# start of Text block
We'll indulge in a broad overview overlooking the clash of two numerical systems. This is a journey that spans two civilizations, of past and future—all through the lens of the remarkable and unlikely life of polymath, proto-humanist, monk, and pope, Gerbert d’Aurillac. As you'll see, Sylvester deserves some credit.

The Roman Empire came to an end in 476 AD, following the deposition of Rome’s last emperor Romulus Augustulus—whose painfully ironic name is an amalgam of Rome’s legendary founder Romulus, and its first emperor Augustus. The disparate states that resulted in its wake continued to use, in different degrees of corruption, its language, laws, customs—and its number system. The latter is made up of fixed integers represented by letters from the Latin alphabet, essentially formed as a ‘base ten’ (decimal) system, and arranged in a tally-like combination.

This structure allows for considerable flexibility in notation, and as a result, there has never been a standard way of arranging the numerals. For instance, Romans were more likely to use VIIII instead of IX to represent "9". Additionally, it could often be confusing to tell the difference between numbers and letters. Consequently, usage in ancient Rome varied greatly, and became downright chaotic in the Middle Ages.

Roman numerals can be very economical in terms of digits—for instance in representing one thousand with one digit (M) instead of four (1000)—perhaps handy when carving them into stone columns. It is for this reason that even today in the fields of accounting and finance, $10M refers to $10,000, while $10MM refers to $1,000,000 (ostensibly as M x M)—confusing to the layman used to seeing $10m refer to ten million. That said, the advantage disappears with less round numbers (i.e. MMXXII for 2022). And yet, in other contexts, references to Greek are used, such as when the layman says ‘10k’ to refer to 10,000 - k referring to the prefix kilo is derived from the Greek word χίλιοι (chilioi), meaning “thousand”.

Ultimately, Roman numerals were made for recordkeeping, not for calculation. They can be added and subtracted with (relative) ease, but are far more cumbersome in multiplication and division. The latter is particularly difficult—making it near impossible to work with infinite series, large numbers, and extremely small numbers—let alone for practitioners to visualize and comprehend.

A good example is the Achilles and the tortoise paradox—or as most of us know it, the tale of the hare and the tortoise. The premise is simple. The slower tortoise is given a head start as Achilles runs at twice the tortoise’s speed. The enigma is that Achilles will never quite catch up with the tortoise, as each time he has halved the distance between him and the tortoise, the latter has pottered on, increasing the distance Achilles must run. Our numeral system allows us to intuit and resolve this, whereas through the Roman numeral system, there is no relationship between each division, leaving the thinker thoroughly stumped.
# end of Text block
# start of Provided data
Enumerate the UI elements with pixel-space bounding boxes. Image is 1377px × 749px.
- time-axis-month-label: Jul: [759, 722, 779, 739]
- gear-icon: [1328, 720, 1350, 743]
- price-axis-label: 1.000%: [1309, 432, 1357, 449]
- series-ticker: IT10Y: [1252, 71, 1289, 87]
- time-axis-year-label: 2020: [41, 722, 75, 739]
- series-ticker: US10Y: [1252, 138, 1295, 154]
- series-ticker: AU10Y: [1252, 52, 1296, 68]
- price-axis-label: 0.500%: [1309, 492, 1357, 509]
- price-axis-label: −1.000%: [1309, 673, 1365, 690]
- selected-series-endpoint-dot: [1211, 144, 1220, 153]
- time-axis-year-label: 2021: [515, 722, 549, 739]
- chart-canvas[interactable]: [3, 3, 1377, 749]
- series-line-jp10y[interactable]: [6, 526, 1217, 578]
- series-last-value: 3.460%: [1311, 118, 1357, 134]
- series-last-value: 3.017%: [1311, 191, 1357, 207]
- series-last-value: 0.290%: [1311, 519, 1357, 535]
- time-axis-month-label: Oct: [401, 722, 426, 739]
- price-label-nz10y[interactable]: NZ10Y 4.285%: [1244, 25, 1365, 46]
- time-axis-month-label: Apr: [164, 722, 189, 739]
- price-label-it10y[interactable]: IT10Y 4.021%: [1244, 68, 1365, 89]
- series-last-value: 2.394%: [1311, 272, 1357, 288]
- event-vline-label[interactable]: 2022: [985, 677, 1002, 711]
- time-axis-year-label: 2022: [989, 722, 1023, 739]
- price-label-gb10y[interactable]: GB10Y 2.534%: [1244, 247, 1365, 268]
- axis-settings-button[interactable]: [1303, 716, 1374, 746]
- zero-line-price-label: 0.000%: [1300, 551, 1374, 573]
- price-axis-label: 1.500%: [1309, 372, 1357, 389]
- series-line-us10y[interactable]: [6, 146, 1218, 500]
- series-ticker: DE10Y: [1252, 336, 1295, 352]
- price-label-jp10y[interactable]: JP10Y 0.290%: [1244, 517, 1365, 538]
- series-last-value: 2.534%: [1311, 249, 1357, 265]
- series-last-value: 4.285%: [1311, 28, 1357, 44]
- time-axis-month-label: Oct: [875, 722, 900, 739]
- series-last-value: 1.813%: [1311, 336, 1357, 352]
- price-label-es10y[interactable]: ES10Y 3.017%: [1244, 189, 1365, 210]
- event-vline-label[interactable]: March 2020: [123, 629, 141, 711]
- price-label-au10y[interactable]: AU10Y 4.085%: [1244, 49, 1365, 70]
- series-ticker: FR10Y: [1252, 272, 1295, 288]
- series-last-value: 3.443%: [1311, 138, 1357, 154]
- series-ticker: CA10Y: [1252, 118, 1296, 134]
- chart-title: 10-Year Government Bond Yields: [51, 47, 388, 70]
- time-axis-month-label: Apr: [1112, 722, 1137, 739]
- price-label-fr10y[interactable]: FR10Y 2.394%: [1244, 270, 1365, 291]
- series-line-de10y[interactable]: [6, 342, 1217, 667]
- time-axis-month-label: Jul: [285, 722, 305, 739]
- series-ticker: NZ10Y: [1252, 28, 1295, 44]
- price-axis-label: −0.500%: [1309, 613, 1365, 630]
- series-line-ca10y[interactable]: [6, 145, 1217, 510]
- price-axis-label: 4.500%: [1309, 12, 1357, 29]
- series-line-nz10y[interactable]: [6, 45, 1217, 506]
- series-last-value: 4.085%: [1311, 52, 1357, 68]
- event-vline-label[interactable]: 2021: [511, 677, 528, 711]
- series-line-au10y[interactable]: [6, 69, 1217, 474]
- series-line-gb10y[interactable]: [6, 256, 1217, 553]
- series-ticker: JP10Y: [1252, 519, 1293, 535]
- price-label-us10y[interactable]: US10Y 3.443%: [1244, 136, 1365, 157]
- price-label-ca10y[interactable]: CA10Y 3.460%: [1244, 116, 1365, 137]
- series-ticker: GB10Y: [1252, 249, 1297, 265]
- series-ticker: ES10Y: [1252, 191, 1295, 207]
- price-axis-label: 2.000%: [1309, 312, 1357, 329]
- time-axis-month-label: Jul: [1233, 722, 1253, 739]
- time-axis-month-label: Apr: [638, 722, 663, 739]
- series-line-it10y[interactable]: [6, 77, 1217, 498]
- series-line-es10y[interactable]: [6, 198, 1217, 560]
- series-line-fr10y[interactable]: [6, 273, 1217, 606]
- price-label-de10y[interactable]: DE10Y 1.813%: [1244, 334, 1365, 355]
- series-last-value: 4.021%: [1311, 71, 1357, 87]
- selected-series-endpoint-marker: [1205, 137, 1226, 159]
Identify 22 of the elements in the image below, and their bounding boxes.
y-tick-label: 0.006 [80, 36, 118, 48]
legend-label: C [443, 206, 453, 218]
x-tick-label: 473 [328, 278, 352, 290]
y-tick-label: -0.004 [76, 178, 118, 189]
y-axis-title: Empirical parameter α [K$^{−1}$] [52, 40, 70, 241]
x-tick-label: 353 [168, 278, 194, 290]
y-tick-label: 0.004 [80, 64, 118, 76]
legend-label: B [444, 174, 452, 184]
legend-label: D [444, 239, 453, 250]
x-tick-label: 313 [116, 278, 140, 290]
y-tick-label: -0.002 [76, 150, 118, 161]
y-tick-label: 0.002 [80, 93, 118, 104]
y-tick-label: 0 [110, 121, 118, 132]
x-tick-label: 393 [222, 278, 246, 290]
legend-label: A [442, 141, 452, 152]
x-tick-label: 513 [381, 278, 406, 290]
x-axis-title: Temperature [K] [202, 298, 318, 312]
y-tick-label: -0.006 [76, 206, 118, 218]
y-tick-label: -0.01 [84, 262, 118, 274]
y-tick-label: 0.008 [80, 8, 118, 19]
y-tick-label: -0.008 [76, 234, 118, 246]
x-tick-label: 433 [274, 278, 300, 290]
# end of Provided data
_Set exercise 1_
The passage on Roman numerals describes Gerbert d’Aurillac in several ways. List every role or title it gives him.
_Set exercise 2_
Continue the passage on Roman numerals, starting after its last sentence.

_Written reply 1_
polymath, proto-humanist, monk, pope

_Written reply 2_
Setting the limitations of the Roman numeral system aside, one must consider the abysmal state of learning as a whole in Europe towards the end of the Early Middle Ages. Numeracy, or the ability for people to interact with numbers and mathematics, had been in steady decline, in line with the collapse of the Roman empire. The ordinary person had little to no contact with mathematics as a subject, and the limited teaching and use it found was almost entirely the preserve of Europe’s academic elite—the clergy. Education had degraded to such an extent that the emperor Charlemagne worried as to whether the clergy even knew enough Latin to interpret the Bible correctly.

The combination of poor numeracy and the limitations of the Roman numeral system made for more mathematical misery. An anecdote of a Norman raid on a French town neatly illustrates this: holding the town hostage, the Normans demanded a tenth of the town’s wealth to keep them from inflicting their worst. Yet no one in the town, nor the Vikings, could actually calculate this figure. So, delegations from each side trudged to a nearby monastery to demand their arithmetic assistance. While impatient Normans sharpened their blades outside, the monks took several days to calculate the sums—likely something that would take a twelve-year-old today half an hour, or minutes with a calculator!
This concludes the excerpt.